## [Work to do]
Images are not part of the copy; write out the rest of the data exactly as given.

## [Material for this task]
-- Begin --
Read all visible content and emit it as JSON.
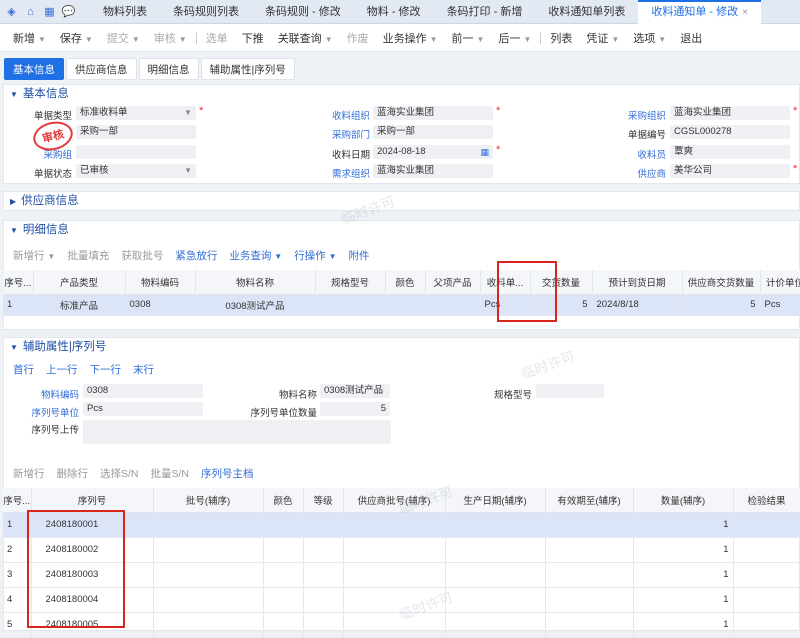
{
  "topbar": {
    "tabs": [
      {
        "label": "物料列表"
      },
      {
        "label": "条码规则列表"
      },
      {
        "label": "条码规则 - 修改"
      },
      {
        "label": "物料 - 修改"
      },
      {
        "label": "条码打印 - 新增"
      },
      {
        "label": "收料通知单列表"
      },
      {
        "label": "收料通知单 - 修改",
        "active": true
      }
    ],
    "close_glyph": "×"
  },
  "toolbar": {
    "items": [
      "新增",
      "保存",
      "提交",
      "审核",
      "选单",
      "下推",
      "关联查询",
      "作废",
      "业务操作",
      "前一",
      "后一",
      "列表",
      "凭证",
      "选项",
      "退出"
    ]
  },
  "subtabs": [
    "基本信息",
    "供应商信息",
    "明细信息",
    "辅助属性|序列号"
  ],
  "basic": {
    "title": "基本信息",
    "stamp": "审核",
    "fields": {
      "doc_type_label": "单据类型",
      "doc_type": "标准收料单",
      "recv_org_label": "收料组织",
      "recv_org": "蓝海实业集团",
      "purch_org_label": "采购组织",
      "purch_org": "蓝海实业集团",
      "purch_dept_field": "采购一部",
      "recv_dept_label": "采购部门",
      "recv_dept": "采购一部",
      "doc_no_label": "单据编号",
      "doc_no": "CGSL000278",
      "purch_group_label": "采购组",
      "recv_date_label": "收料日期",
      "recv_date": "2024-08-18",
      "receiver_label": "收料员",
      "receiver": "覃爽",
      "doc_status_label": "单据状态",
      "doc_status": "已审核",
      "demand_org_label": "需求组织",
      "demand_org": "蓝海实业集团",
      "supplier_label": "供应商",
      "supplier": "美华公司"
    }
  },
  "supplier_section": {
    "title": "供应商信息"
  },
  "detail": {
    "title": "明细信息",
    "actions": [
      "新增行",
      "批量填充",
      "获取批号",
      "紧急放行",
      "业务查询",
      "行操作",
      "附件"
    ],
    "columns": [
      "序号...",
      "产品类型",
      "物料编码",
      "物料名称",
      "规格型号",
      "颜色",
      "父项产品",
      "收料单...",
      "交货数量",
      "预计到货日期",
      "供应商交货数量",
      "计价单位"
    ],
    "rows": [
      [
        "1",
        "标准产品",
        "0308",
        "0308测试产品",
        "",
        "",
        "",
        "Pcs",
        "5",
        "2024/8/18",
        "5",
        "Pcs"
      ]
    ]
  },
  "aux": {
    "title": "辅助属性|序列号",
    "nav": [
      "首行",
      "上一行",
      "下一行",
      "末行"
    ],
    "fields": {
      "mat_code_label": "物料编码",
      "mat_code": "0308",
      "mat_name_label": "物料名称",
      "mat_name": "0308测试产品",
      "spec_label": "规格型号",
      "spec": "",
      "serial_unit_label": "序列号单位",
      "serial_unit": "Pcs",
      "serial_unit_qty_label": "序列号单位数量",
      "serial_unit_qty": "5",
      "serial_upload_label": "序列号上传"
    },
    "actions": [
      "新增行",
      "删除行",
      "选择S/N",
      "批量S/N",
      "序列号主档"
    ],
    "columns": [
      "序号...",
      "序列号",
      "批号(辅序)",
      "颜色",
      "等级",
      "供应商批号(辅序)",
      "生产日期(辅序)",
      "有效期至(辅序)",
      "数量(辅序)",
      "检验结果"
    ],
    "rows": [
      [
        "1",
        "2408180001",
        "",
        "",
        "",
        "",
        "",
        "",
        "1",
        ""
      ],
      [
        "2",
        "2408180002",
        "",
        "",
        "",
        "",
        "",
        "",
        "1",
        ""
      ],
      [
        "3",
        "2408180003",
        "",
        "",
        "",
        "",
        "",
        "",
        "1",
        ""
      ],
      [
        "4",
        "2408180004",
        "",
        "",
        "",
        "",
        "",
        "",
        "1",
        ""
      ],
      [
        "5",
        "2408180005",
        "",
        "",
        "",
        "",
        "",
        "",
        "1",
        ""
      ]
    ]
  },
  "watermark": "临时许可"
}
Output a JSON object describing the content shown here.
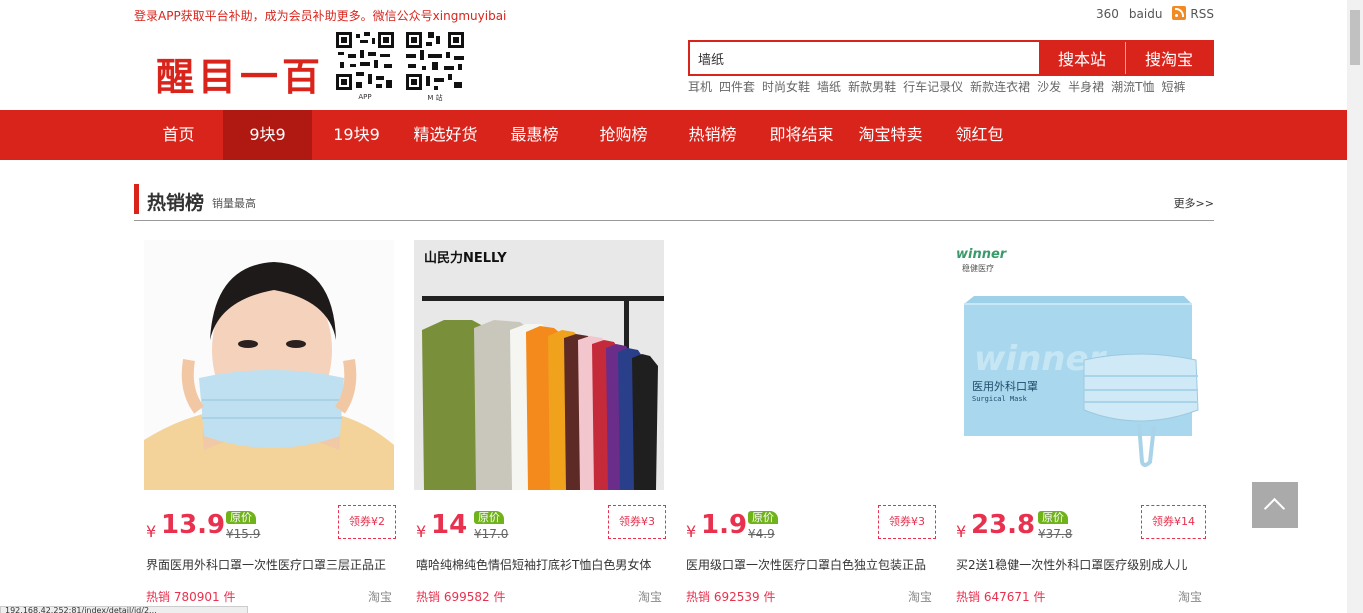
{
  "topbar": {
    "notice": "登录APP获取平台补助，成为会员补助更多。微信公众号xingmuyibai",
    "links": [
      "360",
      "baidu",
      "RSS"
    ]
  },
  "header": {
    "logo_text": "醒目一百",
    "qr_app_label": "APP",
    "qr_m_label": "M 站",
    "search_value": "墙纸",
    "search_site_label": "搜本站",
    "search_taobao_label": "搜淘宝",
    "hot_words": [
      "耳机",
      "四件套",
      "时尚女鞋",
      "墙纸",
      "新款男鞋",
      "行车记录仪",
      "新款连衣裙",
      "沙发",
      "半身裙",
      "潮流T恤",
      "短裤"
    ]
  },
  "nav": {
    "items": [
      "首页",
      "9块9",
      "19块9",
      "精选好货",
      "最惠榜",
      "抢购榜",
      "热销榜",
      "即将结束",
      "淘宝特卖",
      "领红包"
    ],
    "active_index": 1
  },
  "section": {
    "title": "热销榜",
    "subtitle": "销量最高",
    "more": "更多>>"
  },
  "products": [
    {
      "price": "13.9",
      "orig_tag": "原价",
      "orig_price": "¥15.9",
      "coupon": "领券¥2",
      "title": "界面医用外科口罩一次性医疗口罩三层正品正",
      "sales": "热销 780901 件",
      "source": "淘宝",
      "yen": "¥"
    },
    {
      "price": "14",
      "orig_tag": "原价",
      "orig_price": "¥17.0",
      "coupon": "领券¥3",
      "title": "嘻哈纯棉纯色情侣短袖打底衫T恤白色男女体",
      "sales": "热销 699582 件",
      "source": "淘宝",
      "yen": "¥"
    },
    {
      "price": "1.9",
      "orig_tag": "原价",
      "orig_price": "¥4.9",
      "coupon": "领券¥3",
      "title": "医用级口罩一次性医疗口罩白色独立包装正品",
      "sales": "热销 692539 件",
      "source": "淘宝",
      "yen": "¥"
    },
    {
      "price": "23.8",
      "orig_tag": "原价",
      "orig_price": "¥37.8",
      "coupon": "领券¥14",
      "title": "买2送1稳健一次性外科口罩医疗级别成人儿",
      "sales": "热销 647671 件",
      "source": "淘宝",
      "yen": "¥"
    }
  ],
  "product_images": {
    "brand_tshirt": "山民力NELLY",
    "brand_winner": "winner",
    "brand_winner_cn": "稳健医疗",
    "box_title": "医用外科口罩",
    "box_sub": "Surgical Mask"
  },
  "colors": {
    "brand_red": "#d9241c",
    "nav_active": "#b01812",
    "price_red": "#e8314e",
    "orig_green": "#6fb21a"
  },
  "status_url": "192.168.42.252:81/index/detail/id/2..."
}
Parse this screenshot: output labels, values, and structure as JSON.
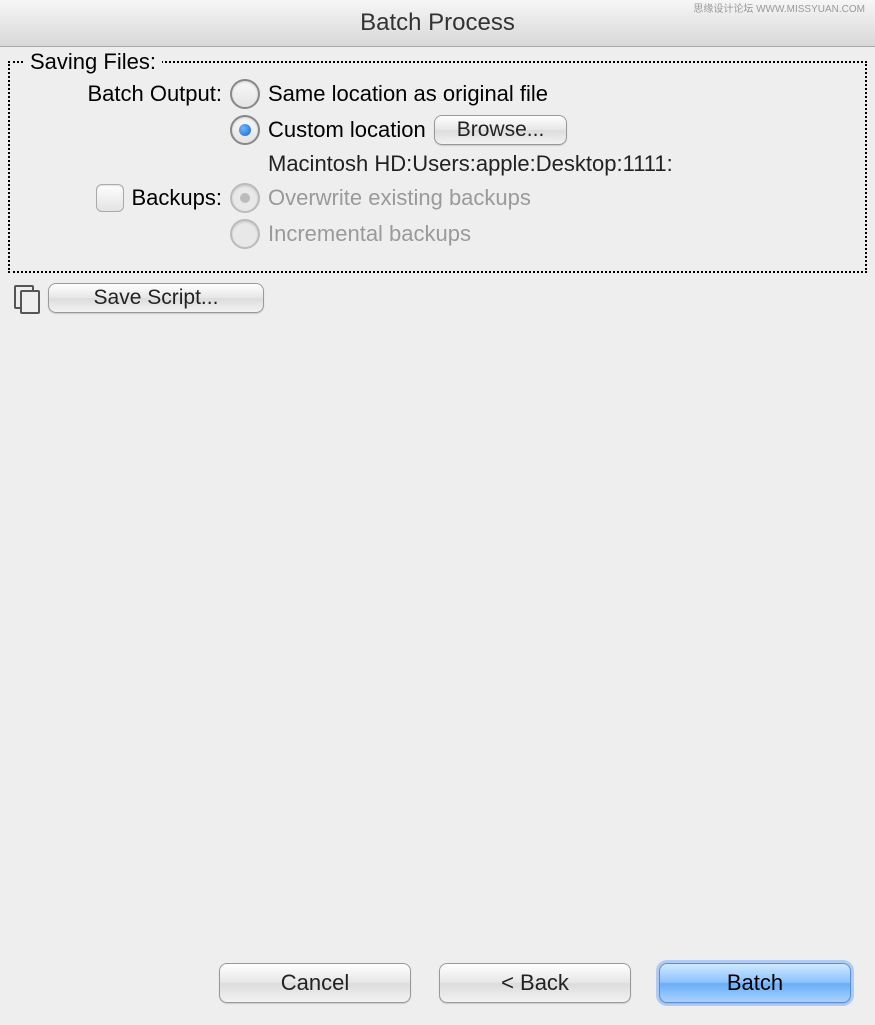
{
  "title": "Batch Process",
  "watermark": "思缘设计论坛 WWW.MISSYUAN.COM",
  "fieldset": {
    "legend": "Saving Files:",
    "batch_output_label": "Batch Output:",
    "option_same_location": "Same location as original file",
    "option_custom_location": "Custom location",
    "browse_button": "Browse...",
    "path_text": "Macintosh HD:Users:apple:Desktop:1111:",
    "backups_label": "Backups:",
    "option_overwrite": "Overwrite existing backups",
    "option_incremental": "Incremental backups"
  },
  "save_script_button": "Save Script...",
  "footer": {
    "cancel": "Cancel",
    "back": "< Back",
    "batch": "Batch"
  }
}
-- End --
## [Finished task]
Read all visible content and emit it as JSON.
{
  "topbar": {
    "tabs": [
      {
        "label": "物料列表"
      },
      {
        "label": "条码规则列表"
      },
      {
        "label": "条码规则 - 修改"
      },
      {
        "label": "物料 - 修改"
      },
      {
        "label": "条码打印 - 新增"
      },
      {
        "label": "收料通知单列表"
      },
      {
        "label": "收料通知单 - 修改",
        "active": true
      }
    ],
    "close_glyph": "×"
  },
  "toolbar": {
    "items": [
      "新增",
      "保存",
      "提交",
      "审核",
      "选单",
      "下推",
      "关联查询",
      "作废",
      "业务操作",
      "前一",
      "后一",
      "列表",
      "凭证",
      "选项",
      "退出"
    ]
  },
  "subtabs": [
    "基本信息",
    "供应商信息",
    "明细信息",
    "辅助属性|序列号"
  ],
  "basic": {
    "title": "基本信息",
    "stamp": "审核",
    "fields": {
      "doc_type_label": "单据类型",
      "doc_type": "标准收料单",
      "recv_org_label": "收料组织",
      "recv_org": "蓝海实业集团",
      "purch_org_label": "采购组织",
      "purch_org": "蓝海实业集团",
      "purch_dept_field": "采购一部",
      "recv_dept_label": "采购部门",
      "recv_dept": "采购一部",
      "doc_no_label": "单据编号",
      "doc_no": "CGSL000278",
      "purch_group_label": "采购组",
      "recv_date_label": "收料日期",
      "recv_date": "2024-08-18",
      "receiver_label": "收料员",
      "receiver": "覃爽",
      "doc_status_label": "单据状态",
      "doc_status": "已审核",
      "demand_org_label": "需求组织",
      "demand_org": "蓝海实业集团",
      "supplier_label": "供应商",
      "supplier": "美华公司"
    }
  },
  "supplier_section": {
    "title": "供应商信息"
  },
  "detail": {
    "title": "明细信息",
    "actions": [
      "新增行",
      "批量填充",
      "获取批号",
      "紧急放行",
      "业务查询",
      "行操作",
      "附件"
    ],
    "columns": [
      "序号...",
      "产品类型",
      "物料编码",
      "物料名称",
      "规格型号",
      "颜色",
      "父项产品",
      "收料单...",
      "交货数量",
      "预计到货日期",
      "供应商交货数量",
      "计价单位"
    ],
    "rows": [
      [
        "1",
        "标准产品",
        "0308",
        "0308测试产品",
        "",
        "",
        "",
        "Pcs",
        "5",
        "2024/8/18",
        "5",
        "Pcs"
      ]
    ]
  },
  "aux": {
    "title": "辅助属性|序列号",
    "nav": [
      "首行",
      "上一行",
      "下一行",
      "末行"
    ],
    "fields": {
      "mat_code_label": "物料编码",
      "mat_code": "0308",
      "mat_name_label": "物料名称",
      "mat_name": "0308测试产品",
      "spec_label": "规格型号",
      "spec": "",
      "serial_unit_label": "序列号单位",
      "serial_unit": "Pcs",
      "serial_unit_qty_label": "序列号单位数量",
      "serial_unit_qty": "5",
      "serial_upload_label": "序列号上传"
    },
    "actions": [
      "新增行",
      "删除行",
      "选择S/N",
      "批量S/N",
      "序列号主档"
    ],
    "columns": [
      "序号...",
      "序列号",
      "批号(辅序)",
      "颜色",
      "等级",
      "供应商批号(辅序)",
      "生产日期(辅序)",
      "有效期至(辅序)",
      "数量(辅序)",
      "检验结果"
    ],
    "rows": [
      [
        "1",
        "2408180001",
        "",
        "",
        "",
        "",
        "",
        "",
        "1",
        ""
      ],
      [
        "2",
        "2408180002",
        "",
        "",
        "",
        "",
        "",
        "",
        "1",
        ""
      ],
      [
        "3",
        "2408180003",
        "",
        "",
        "",
        "",
        "",
        "",
        "1",
        ""
      ],
      [
        "4",
        "2408180004",
        "",
        "",
        "",
        "",
        "",
        "",
        "1",
        ""
      ],
      [
        "5",
        "2408180005",
        "",
        "",
        "",
        "",
        "",
        "",
        "1",
        ""
      ]
    ]
  },
  "watermark": "临时许可"
}
Output a JSON object describing the content shown here.
{
  "topbar": {
    "notice": "登录APP获取平台补助，成为会员补助更多。微信公众号xingmuyibai",
    "links": [
      "360",
      "baidu",
      "RSS"
    ]
  },
  "header": {
    "logo_text": "醒目一百",
    "qr_app_label": "APP",
    "qr_m_label": "M 站",
    "search_value": "墙纸",
    "search_site_label": "搜本站",
    "search_taobao_label": "搜淘宝",
    "hot_words": [
      "耳机",
      "四件套",
      "时尚女鞋",
      "墙纸",
      "新款男鞋",
      "行车记录仪",
      "新款连衣裙",
      "沙发",
      "半身裙",
      "潮流T恤",
      "短裤"
    ]
  },
  "nav": {
    "items": [
      "首页",
      "9块9",
      "19块9",
      "精选好货",
      "最惠榜",
      "抢购榜",
      "热销榜",
      "即将结束",
      "淘宝特卖",
      "领红包"
    ],
    "active_index": 1
  },
  "section": {
    "title": "热销榜",
    "subtitle": "销量最高",
    "more": "更多>>"
  },
  "products": [
    {
      "price": "13.9",
      "orig_tag": "原价",
      "orig_price": "¥15.9",
      "coupon": "领券¥2",
      "title": "界面医用外科口罩一次性医疗口罩三层正品正",
      "sales": "热销 780901 件",
      "source": "淘宝",
      "yen": "¥"
    },
    {
      "price": "14",
      "orig_tag": "原价",
      "orig_price": "¥17.0",
      "coupon": "领券¥3",
      "title": "嘻哈纯棉纯色情侣短袖打底衫T恤白色男女体",
      "sales": "热销 699582 件",
      "source": "淘宝",
      "yen": "¥"
    },
    {
      "price": "1.9",
      "orig_tag": "原价",
      "orig_price": "¥4.9",
      "coupon": "领券¥3",
      "title": "医用级口罩一次性医疗口罩白色独立包装正品",
      "sales": "热销 692539 件",
      "source": "淘宝",
      "yen": "¥"
    },
    {
      "price": "23.8",
      "orig_tag": "原价",
      "orig_price": "¥37.8",
      "coupon": "领券¥14",
      "title": "买2送1稳健一次性外科口罩医疗级别成人儿",
      "sales": "热销 647671 件",
      "source": "淘宝",
      "yen": "¥"
    }
  ],
  "product_images": {
    "brand_tshirt": "山民力NELLY",
    "brand_winner": "winner",
    "brand_winner_cn": "稳健医疗",
    "box_title": "医用外科口罩",
    "box_sub": "Surgical Mask"
  },
  "colors": {
    "brand_red": "#d9241c",
    "nav_active": "#b01812",
    "price_red": "#e8314e",
    "orig_green": "#6fb21a"
  },
  "status_url": "192.168.42.252:81/index/detail/id/2..."
}
Parse this screenshot: output labels, values, and structure as JSON.
{
  "title": "Batch Process",
  "watermark": "思缘设计论坛 WWW.MISSYUAN.COM",
  "fieldset": {
    "legend": "Saving Files:",
    "batch_output_label": "Batch Output:",
    "option_same_location": "Same location as original file",
    "option_custom_location": "Custom location",
    "browse_button": "Browse...",
    "path_text": "Macintosh HD:Users:apple:Desktop:1111:",
    "backups_label": "Backups:",
    "option_overwrite": "Overwrite existing backups",
    "option_incremental": "Incremental backups"
  },
  "save_script_button": "Save Script...",
  "footer": {
    "cancel": "Cancel",
    "back": "< Back",
    "batch": "Batch"
  }
}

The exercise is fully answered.